─── Dataset content
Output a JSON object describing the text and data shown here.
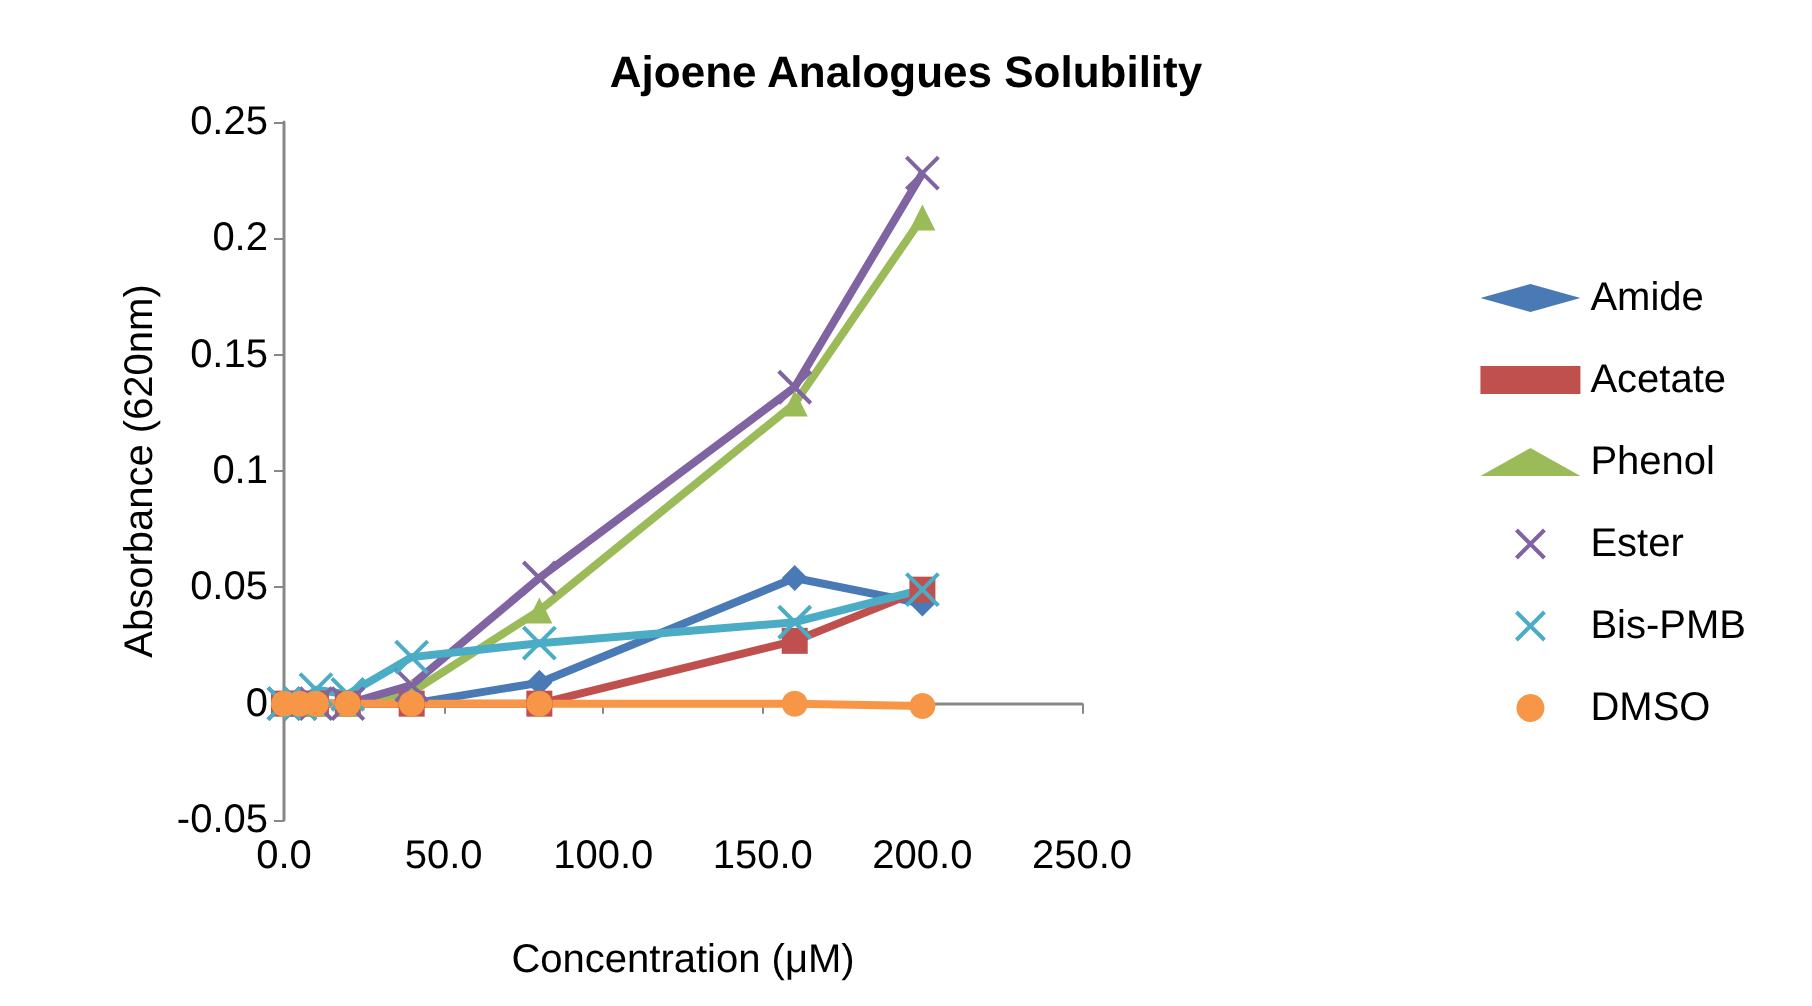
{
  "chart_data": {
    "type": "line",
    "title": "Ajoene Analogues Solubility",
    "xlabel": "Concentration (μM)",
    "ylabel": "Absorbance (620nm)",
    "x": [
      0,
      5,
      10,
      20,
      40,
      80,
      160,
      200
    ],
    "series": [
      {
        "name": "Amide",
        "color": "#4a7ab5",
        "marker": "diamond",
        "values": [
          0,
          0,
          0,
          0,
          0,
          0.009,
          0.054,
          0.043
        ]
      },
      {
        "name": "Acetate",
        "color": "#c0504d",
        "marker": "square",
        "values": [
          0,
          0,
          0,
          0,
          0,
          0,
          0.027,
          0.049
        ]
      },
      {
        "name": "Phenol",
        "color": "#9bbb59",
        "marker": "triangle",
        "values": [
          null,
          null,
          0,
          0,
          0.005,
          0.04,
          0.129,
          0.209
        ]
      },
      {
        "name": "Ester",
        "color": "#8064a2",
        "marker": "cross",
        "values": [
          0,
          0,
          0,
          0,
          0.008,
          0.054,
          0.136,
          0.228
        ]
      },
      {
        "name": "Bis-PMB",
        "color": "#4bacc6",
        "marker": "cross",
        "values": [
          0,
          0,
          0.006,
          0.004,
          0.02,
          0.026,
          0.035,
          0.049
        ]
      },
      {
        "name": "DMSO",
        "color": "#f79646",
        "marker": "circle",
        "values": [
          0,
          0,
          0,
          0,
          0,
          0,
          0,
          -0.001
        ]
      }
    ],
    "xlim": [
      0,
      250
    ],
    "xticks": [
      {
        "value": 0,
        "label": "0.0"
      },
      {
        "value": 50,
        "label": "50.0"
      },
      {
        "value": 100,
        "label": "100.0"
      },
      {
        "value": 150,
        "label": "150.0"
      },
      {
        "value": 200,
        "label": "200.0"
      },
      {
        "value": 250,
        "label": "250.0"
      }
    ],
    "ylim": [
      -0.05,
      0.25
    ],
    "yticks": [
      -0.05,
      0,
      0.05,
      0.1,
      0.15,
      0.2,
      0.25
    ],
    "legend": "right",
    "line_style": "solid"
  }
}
──────
■ Aim: Leaving aside the images, write out the entries above word for word.

■ The output:
Output a JSON object describing the text and data shown here.
{
  "chart_data": {
    "type": "line",
    "title": "Ajoene Analogues Solubility",
    "xlabel": "Concentration (μM)",
    "ylabel": "Absorbance (620nm)",
    "x": [
      0,
      5,
      10,
      20,
      40,
      80,
      160,
      200
    ],
    "series": [
      {
        "name": "Amide",
        "color": "#4a7ab5",
        "marker": "diamond",
        "values": [
          0,
          0,
          0,
          0,
          0,
          0.009,
          0.054,
          0.043
        ]
      },
      {
        "name": "Acetate",
        "color": "#c0504d",
        "marker": "square",
        "values": [
          0,
          0,
          0,
          0,
          0,
          0,
          0.027,
          0.049
        ]
      },
      {
        "name": "Phenol",
        "color": "#9bbb59",
        "marker": "triangle",
        "values": [
          null,
          null,
          0,
          0,
          0.005,
          0.04,
          0.129,
          0.209
        ]
      },
      {
        "name": "Ester",
        "color": "#8064a2",
        "marker": "cross",
        "values": [
          0,
          0,
          0,
          0,
          0.008,
          0.054,
          0.136,
          0.228
        ]
      },
      {
        "name": "Bis-PMB",
        "color": "#4bacc6",
        "marker": "cross",
        "values": [
          0,
          0,
          0.006,
          0.004,
          0.02,
          0.026,
          0.035,
          0.049
        ]
      },
      {
        "name": "DMSO",
        "color": "#f79646",
        "marker": "circle",
        "values": [
          0,
          0,
          0,
          0,
          0,
          0,
          0,
          -0.001
        ]
      }
    ],
    "xlim": [
      0,
      250
    ],
    "xticks": [
      {
        "value": 0,
        "label": "0.0"
      },
      {
        "value": 50,
        "label": "50.0"
      },
      {
        "value": 100,
        "label": "100.0"
      },
      {
        "value": 150,
        "label": "150.0"
      },
      {
        "value": 200,
        "label": "200.0"
      },
      {
        "value": 250,
        "label": "250.0"
      }
    ],
    "ylim": [
      -0.05,
      0.25
    ],
    "yticks": [
      -0.05,
      0,
      0.05,
      0.1,
      0.15,
      0.2,
      0.25
    ],
    "legend": "right",
    "line_style": "solid"
  }
}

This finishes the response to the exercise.